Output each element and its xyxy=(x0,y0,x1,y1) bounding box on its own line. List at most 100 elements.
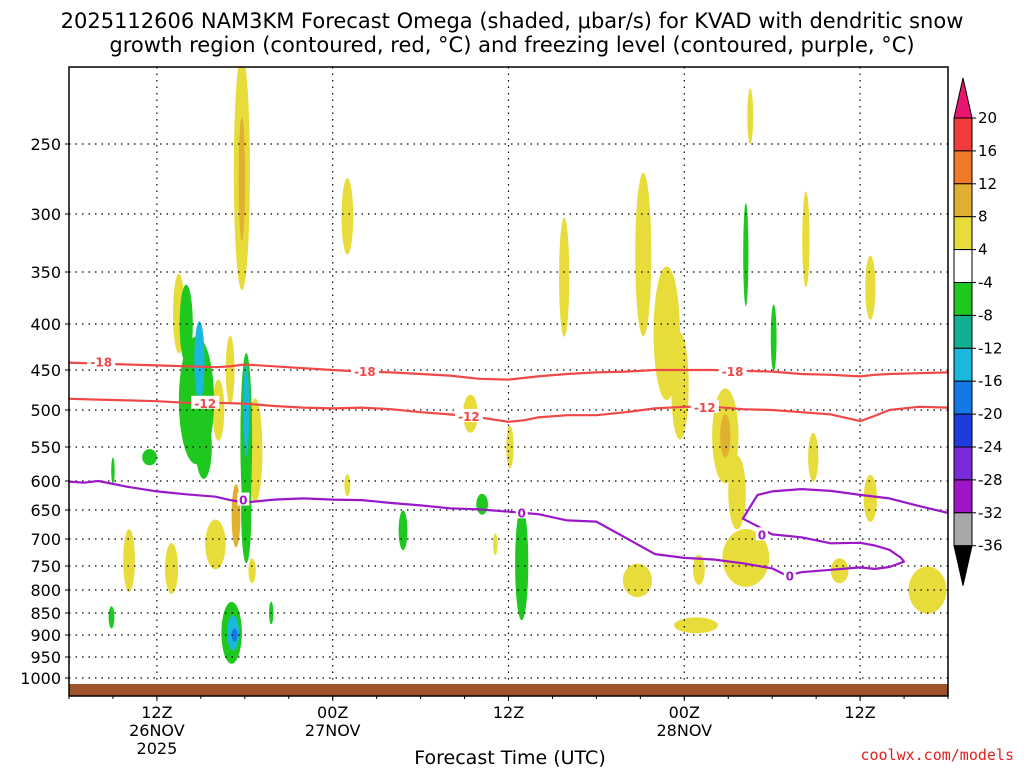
omega-positive-area xyxy=(123,529,135,592)
omega-negative-area xyxy=(241,456,252,564)
omega-positive-area xyxy=(728,455,746,530)
contour-label-bg xyxy=(718,363,747,377)
contour-label-bg xyxy=(515,505,528,519)
omega-positive-area xyxy=(559,217,570,337)
colorbar-label: 16 xyxy=(978,142,997,160)
omega-positive-area xyxy=(164,543,179,594)
y-tick-label: 950 xyxy=(30,648,61,667)
contour-label-bg xyxy=(350,363,379,377)
x-tick-label: 28NOV xyxy=(657,721,713,740)
y-tick-label: 350 xyxy=(30,263,61,282)
colorbar-label: -16 xyxy=(978,372,1003,390)
x-tick-label: 00Z xyxy=(669,703,700,722)
contour-label: -12 xyxy=(194,397,216,411)
contour-label: -12 xyxy=(458,410,480,424)
omega-negative-area xyxy=(398,510,408,551)
colorbar-segment xyxy=(953,249,973,284)
y-tick-label: 800 xyxy=(30,581,61,600)
omega-negative-area xyxy=(476,493,488,515)
contour-label-bg xyxy=(755,527,768,541)
omega-positive-area xyxy=(341,178,354,255)
contour-label-bg xyxy=(87,354,116,368)
y-tick-label: 700 xyxy=(30,530,61,549)
omega-positive-area xyxy=(863,474,877,523)
omega-positive-area xyxy=(344,474,351,497)
omega-negative-area xyxy=(142,449,157,466)
omega-positive-area xyxy=(722,529,770,587)
contour--12 xyxy=(69,397,948,423)
x-tick-label: 12Z xyxy=(844,703,875,722)
contour-label: -18 xyxy=(90,356,112,370)
y-tick-label: 400 xyxy=(30,315,61,334)
colorbar-segment xyxy=(953,413,973,448)
omega-negative-area xyxy=(111,457,115,485)
contour-label: -18 xyxy=(722,365,744,379)
y-tick-label: 250 xyxy=(30,135,61,154)
omega-positive-area xyxy=(747,88,754,144)
colorbar-label: 12 xyxy=(978,175,997,193)
omega-positive-area xyxy=(865,255,876,320)
omega-shading xyxy=(108,67,947,664)
colorbar: 20 16 12 8 4 -4 -8 -12 -16 -20 -24 -28 -32 -36 xyxy=(953,77,1003,586)
colorbar-segment xyxy=(953,446,973,481)
omega-positive-area xyxy=(802,191,810,288)
omega-negative-area xyxy=(770,304,777,372)
colorbar-label: 4 xyxy=(978,241,988,259)
contour-label-bg xyxy=(237,492,250,506)
omega-negative-area xyxy=(243,363,250,457)
colorbar-segment xyxy=(953,183,973,218)
colorbar-label: -24 xyxy=(978,438,1003,456)
omega-positive-area xyxy=(248,558,256,584)
omega-positive-area xyxy=(622,563,653,598)
chart-title-line1: 2025112606 NAM3KM Forecast Omega (shaded… xyxy=(61,9,964,33)
y-tick-label: 600 xyxy=(30,472,61,491)
ground-band xyxy=(69,684,948,696)
chart-title-line2: growth region (contoured, red, °C) and f… xyxy=(109,33,914,57)
y-axis: 250 300 350 400 450 500 550 600 650 700 750 800 850 9… xyxy=(20,135,69,688)
omega-negative-area xyxy=(231,628,238,642)
contour-label: -12 xyxy=(694,401,716,415)
x-tick-label: 27NOV xyxy=(305,721,361,740)
contour-label-bg xyxy=(454,408,483,422)
contour-lines xyxy=(69,361,948,577)
omega-positive-area xyxy=(671,332,689,440)
contour-label: -18 xyxy=(354,365,376,379)
ground-surface xyxy=(69,684,948,696)
y-tick-label: 900 xyxy=(30,626,61,645)
colorbar-segment xyxy=(953,512,973,547)
colorbar-bottom-arrow xyxy=(953,545,973,586)
contour-0 xyxy=(69,479,948,577)
x-tick-label: 00Z xyxy=(317,703,348,722)
contour-labels: -18 -18 -18 -12 -12 -12 0 0 0 0 xyxy=(87,354,796,584)
contour-label-bg xyxy=(191,395,220,409)
colorbar-label: -32 xyxy=(978,504,1003,522)
colorbar-top-arrow xyxy=(953,77,973,119)
contour-label: 0 xyxy=(239,494,247,508)
x-tick-label: 2025 xyxy=(137,739,178,758)
omega-positive-area xyxy=(720,414,731,458)
omega-negative-area xyxy=(194,321,205,401)
omega-positive-area xyxy=(693,554,705,585)
colorbar-label: -4 xyxy=(978,274,993,292)
colorbar-segment xyxy=(953,150,973,185)
colorbar-label: -36 xyxy=(978,537,1003,555)
omega-positive-area xyxy=(674,617,718,634)
colorbar-label: 20 xyxy=(978,109,997,127)
y-tick-label: 750 xyxy=(30,557,61,576)
omega-negative-area xyxy=(743,203,749,307)
omega-positive-area xyxy=(212,379,225,441)
contour--18 xyxy=(69,361,948,381)
x-tick-label: 12Z xyxy=(493,703,524,722)
omega-positive-area xyxy=(225,335,235,405)
omega-negative-area xyxy=(195,415,212,479)
colorbar-label: -28 xyxy=(978,471,1003,489)
x-tick-label: 12Z xyxy=(141,703,172,722)
omega-negative-area xyxy=(108,606,115,629)
omega-positive-area xyxy=(493,533,498,556)
y-tick-label: 450 xyxy=(30,361,61,380)
contour-label-bg xyxy=(690,399,719,413)
colorbar-segment xyxy=(953,380,973,415)
colorbar-segment xyxy=(953,282,973,316)
omega-positive-area xyxy=(635,172,652,337)
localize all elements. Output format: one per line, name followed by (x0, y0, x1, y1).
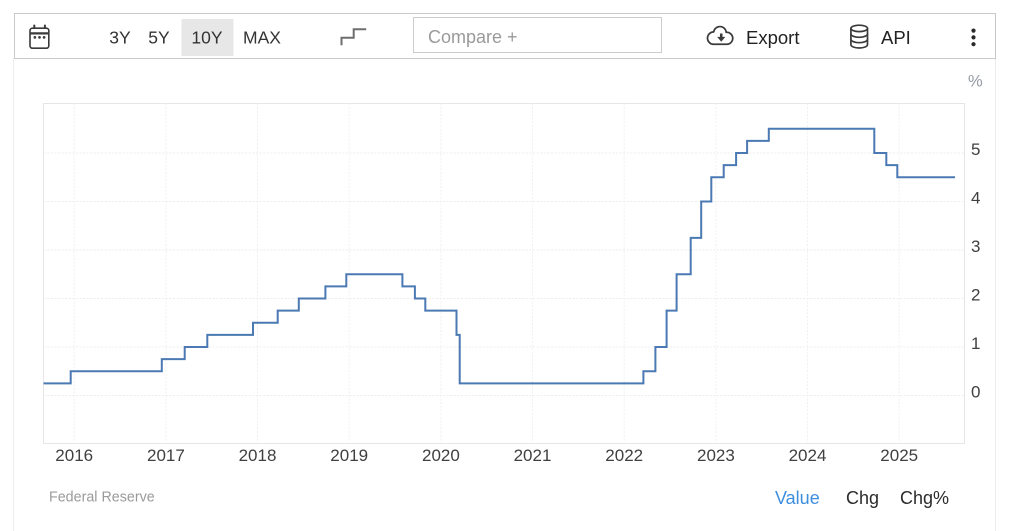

Description of the task:
Render every line of the rows above as a JSON list of strings, one string per line, with blank lines dropped and the pictures left out.

The solution:
[
  "Output each element and its xyxy=(x0,y0,x1,y1) bounding box on its own line. List at most 100 elements.",
  "omega-positive-area xyxy=(123,529,135,592)",
  "omega-negative-area xyxy=(241,456,252,564)",
  "omega-positive-area xyxy=(728,455,746,530)",
  "contour-label-bg xyxy=(718,363,747,377)",
  "contour-label-bg xyxy=(515,505,528,519)",
  "omega-positive-area xyxy=(559,217,570,337)",
  "colorbar-label: 16 xyxy=(978,142,997,160)",
  "omega-positive-area xyxy=(164,543,179,594)",
  "y-tick-label: 950 xyxy=(30,648,61,667)",
  "contour-label-bg xyxy=(350,363,379,377)",
  "x-tick-label: 28NOV xyxy=(657,721,713,740)",
  "y-tick-label: 350 xyxy=(30,263,61,282)",
  "colorbar-label: -16 xyxy=(978,372,1003,390)",
  "x-tick-label: 00Z xyxy=(669,703,700,722)",
  "contour-label: -12 xyxy=(194,397,216,411)",
  "contour-label: -12 xyxy=(458,410,480,424)",
  "omega-negative-area xyxy=(398,510,408,551)",
  "colorbar-segment xyxy=(953,249,973,284)",
  "y-tick-label: 800 xyxy=(30,581,61,600)",
  "omega-negative-area xyxy=(476,493,488,515)",
  "contour-label-bg xyxy=(755,527,768,541)",
  "omega-positive-area xyxy=(341,178,354,255)",
  "contour-label-bg xyxy=(87,354,116,368)",
  "y-tick-label: 700 xyxy=(30,530,61,549)",
  "omega-positive-area xyxy=(863,474,877,523)",
  "omega-positive-area xyxy=(344,474,351,497)",
  "omega-negative-area xyxy=(142,449,157,466)",
  "omega-positive-area xyxy=(722,529,770,587)",
  "contour--12 xyxy=(69,397,948,423)",
  "x-tick-label: 12Z xyxy=(844,703,875,722)",
  "contour-label: -18 xyxy=(90,356,112,370)",
  "y-tick-label: 400 xyxy=(30,315,61,334)",
  "colorbar-segment xyxy=(953,413,973,448)",
  "omega-negative-area xyxy=(111,457,115,485)",
  "contour-label: -18 xyxy=(722,365,744,379)",
  "y-tick-label: 250 xyxy=(30,135,61,154)",
  "omega-positive-area xyxy=(747,88,754,144)",
  "colorbar-label: 12 xyxy=(978,175,997,193)",
  "omega-positive-area xyxy=(865,255,876,320)",
  "omega-shading xyxy=(108,67,947,664)",
  "colorbar: 20 16 12 8 4 -4 -8 -12 -16 -20 -24 -28 -32 -36 xyxy=(953,77,1003,586)",
  "colorbar-segment xyxy=(953,446,973,481)",
  "omega-positive-area xyxy=(802,191,810,288)",
  "omega-negative-area xyxy=(770,304,777,372)",
  "colorbar-label: 4 xyxy=(978,241,988,259)",
  "contour-label-bg xyxy=(237,492,250,506)",
  "omega-negative-area xyxy=(243,363,250,457)",
  "colorbar-segment xyxy=(953,183,973,218)",
  "colorbar-label: -24 xyxy=(978,438,1003,456)",
  "omega-positive-area xyxy=(248,558,256,584)",
  "omega-positive-area xyxy=(622,563,653,598)",
  "chart-title-line1: 2025112606 NAM3KM Forecast Omega (shaded… xyxy=(61,9,964,33)",
  "y-tick-label: 600 xyxy=(30,472,61,491)",
  "ground-band xyxy=(69,684,948,696)",
  "chart-title-line2: growth region (contoured, red, °C) and f… xyxy=(109,33,914,57)",
  "y-axis: 250 300 350 400 450 500 550 600 650 700 750 800 850 9… xyxy=(20,135,69,688)",
  "omega-negative-area xyxy=(231,628,238,642)",
  "contour-label: -12 xyxy=(694,401,716,415)",
  "x-tick-label: 27NOV xyxy=(305,721,361,740)",
  "contour-label-bg xyxy=(454,408,483,422)",
  "contour-lines xyxy=(69,361,948,577)",
  "omega-positive-area xyxy=(671,332,689,440)",
  "contour-label: -18 xyxy=(354,365,376,379)",
  "ground-surface xyxy=(69,684,948,696)",
  "y-tick-label: 900 xyxy=(30,626,61,645)",
  "colorbar-segment xyxy=(953,512,973,547)",
  "colorbar-bottom-arrow xyxy=(953,545,973,586)",
  "contour-0 xyxy=(69,479,948,577)",
  "x-tick-label: 00Z xyxy=(317,703,348,722)",
  "contour-labels: -18 -18 -18 -12 -12 -12 0 0 0 0 xyxy=(87,354,796,584)",
  "contour-label-bg xyxy=(191,395,220,409)",
  "colorbar-label: -32 xyxy=(978,504,1003,522)",
  "colorbar-top-arrow xyxy=(953,77,973,119)",
  "contour-label: 0 xyxy=(239,494,247,508)",
  "x-tick-label: 2025 xyxy=(137,739,178,758)",
  "omega-positive-area xyxy=(720,414,731,458)",
  "omega-negative-area xyxy=(194,321,205,401)",
  "omega-positive-area xyxy=(693,554,705,585)",
  "colorbar-label: -4 xyxy=(978,274,993,292)",
  "colorbar-segment xyxy=(953,150,973,185)",
  "colorbar-label: -36 xyxy=(978,537,1003,555)",
  "omega-positive-area xyxy=(674,617,718,634)",
  "colorbar-label: 20 xyxy=(978,109,997,127)",
  "y-tick-label: 750 xyxy=(30,557,61,576)",
  "omega-negative-area xyxy=(743,203,749,307)",
  "omega-positive-area xyxy=(212,379,225,441)",
  "contour--18 xyxy=(69,361,948,381)",
  "x-tick-label: 12Z xyxy=(493,703,524,722)",
  "omega-positive-area xyxy=(225,335,235,405)",
  "omega-negative-area xyxy=(195,415,212,479)",
  "colorbar-label: -28 xyxy=(978,471,1003,489)",
  "x-tick-label: 12Z xyxy=(141,703,172,722)",
  "omega-negative-area xyxy=(108,606,115,629)",
  "omega-positive-area xyxy=(493,533,498,556)",
  "y-tick-label: 450 xyxy=(30,361,61,380)",
  "contour-label-bg xyxy=(690,399,719,413)",
  "colorbar-segment xyxy=(953,380,973,415)",
  "colorbar-segment xyxy=(953,282,973,316)",
  "omega-positive-area xyxy=(635,172,652,337)",
  "localize all elements. Output format: one per line, name followed by (x0, y0, x1, y1)."
]